**Task requirements**:
Drop the pictures, then extract the listing word for word.

— Start —

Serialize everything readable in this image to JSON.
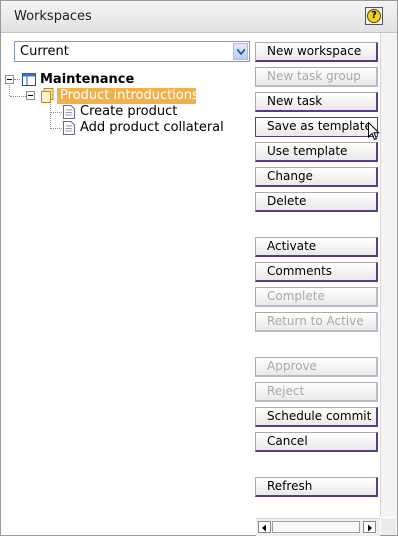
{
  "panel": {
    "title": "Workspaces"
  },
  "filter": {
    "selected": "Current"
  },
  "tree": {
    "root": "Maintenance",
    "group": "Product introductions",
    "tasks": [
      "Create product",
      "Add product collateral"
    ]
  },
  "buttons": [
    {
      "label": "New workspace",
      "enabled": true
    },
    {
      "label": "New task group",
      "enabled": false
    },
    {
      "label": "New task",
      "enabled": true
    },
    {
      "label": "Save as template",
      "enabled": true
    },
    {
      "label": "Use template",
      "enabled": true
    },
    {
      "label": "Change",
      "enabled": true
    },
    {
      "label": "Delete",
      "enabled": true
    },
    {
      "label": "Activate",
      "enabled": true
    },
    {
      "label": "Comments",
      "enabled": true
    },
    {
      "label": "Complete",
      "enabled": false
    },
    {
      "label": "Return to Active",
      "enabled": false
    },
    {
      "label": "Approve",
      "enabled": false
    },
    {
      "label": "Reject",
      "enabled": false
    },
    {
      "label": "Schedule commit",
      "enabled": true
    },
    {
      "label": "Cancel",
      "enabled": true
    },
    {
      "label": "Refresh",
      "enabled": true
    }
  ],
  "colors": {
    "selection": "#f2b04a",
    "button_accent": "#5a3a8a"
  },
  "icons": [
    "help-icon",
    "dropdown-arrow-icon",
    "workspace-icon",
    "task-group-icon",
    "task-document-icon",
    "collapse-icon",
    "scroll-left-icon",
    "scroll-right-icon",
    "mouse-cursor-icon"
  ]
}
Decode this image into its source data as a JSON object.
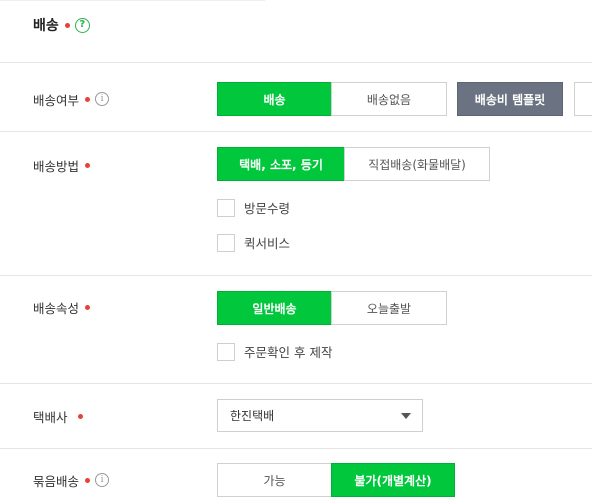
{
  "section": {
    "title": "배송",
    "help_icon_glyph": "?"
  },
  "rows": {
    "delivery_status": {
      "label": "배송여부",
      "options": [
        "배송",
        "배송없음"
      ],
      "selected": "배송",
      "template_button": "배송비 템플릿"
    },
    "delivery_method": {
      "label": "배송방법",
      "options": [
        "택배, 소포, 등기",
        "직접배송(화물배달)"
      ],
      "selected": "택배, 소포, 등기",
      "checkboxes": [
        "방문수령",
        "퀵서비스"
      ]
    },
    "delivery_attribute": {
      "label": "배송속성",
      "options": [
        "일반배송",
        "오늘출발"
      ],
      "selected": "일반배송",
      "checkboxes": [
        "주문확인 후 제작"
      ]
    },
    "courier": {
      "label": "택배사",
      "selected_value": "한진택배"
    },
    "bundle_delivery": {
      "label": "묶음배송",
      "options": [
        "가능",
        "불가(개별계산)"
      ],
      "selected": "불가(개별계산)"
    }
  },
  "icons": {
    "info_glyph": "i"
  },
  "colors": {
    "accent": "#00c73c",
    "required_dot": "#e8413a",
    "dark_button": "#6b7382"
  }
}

— End —

**Completed task**:
Serialize everything readable in this image to JSON.
{
  "panel": {
    "title": "Workspaces"
  },
  "filter": {
    "selected": "Current"
  },
  "tree": {
    "root": "Maintenance",
    "group": "Product introductions",
    "tasks": [
      "Create product",
      "Add product collateral"
    ]
  },
  "buttons": [
    {
      "label": "New workspace",
      "enabled": true
    },
    {
      "label": "New task group",
      "enabled": false
    },
    {
      "label": "New task",
      "enabled": true
    },
    {
      "label": "Save as template",
      "enabled": true
    },
    {
      "label": "Use template",
      "enabled": true
    },
    {
      "label": "Change",
      "enabled": true
    },
    {
      "label": "Delete",
      "enabled": true
    },
    {
      "label": "Activate",
      "enabled": true
    },
    {
      "label": "Comments",
      "enabled": true
    },
    {
      "label": "Complete",
      "enabled": false
    },
    {
      "label": "Return to Active",
      "enabled": false
    },
    {
      "label": "Approve",
      "enabled": false
    },
    {
      "label": "Reject",
      "enabled": false
    },
    {
      "label": "Schedule commit",
      "enabled": true
    },
    {
      "label": "Cancel",
      "enabled": true
    },
    {
      "label": "Refresh",
      "enabled": true
    }
  ],
  "colors": {
    "selection": "#f2b04a",
    "button_accent": "#5a3a8a"
  },
  "icons": [
    "help-icon",
    "dropdown-arrow-icon",
    "workspace-icon",
    "task-group-icon",
    "task-document-icon",
    "collapse-icon",
    "scroll-left-icon",
    "scroll-right-icon",
    "mouse-cursor-icon"
  ]
}
Decode this image into its source data as a JSON object.
{
  "section": {
    "title": "배송",
    "help_icon_glyph": "?"
  },
  "rows": {
    "delivery_status": {
      "label": "배송여부",
      "options": [
        "배송",
        "배송없음"
      ],
      "selected": "배송",
      "template_button": "배송비 템플릿"
    },
    "delivery_method": {
      "label": "배송방법",
      "options": [
        "택배, 소포, 등기",
        "직접배송(화물배달)"
      ],
      "selected": "택배, 소포, 등기",
      "checkboxes": [
        "방문수령",
        "퀵서비스"
      ]
    },
    "delivery_attribute": {
      "label": "배송속성",
      "options": [
        "일반배송",
        "오늘출발"
      ],
      "selected": "일반배송",
      "checkboxes": [
        "주문확인 후 제작"
      ]
    },
    "courier": {
      "label": "택배사",
      "selected_value": "한진택배"
    },
    "bundle_delivery": {
      "label": "묶음배송",
      "options": [
        "가능",
        "불가(개별계산)"
      ],
      "selected": "불가(개별계산)"
    }
  },
  "icons": {
    "info_glyph": "i"
  },
  "colors": {
    "accent": "#00c73c",
    "required_dot": "#e8413a",
    "dark_button": "#6b7382"
  }
}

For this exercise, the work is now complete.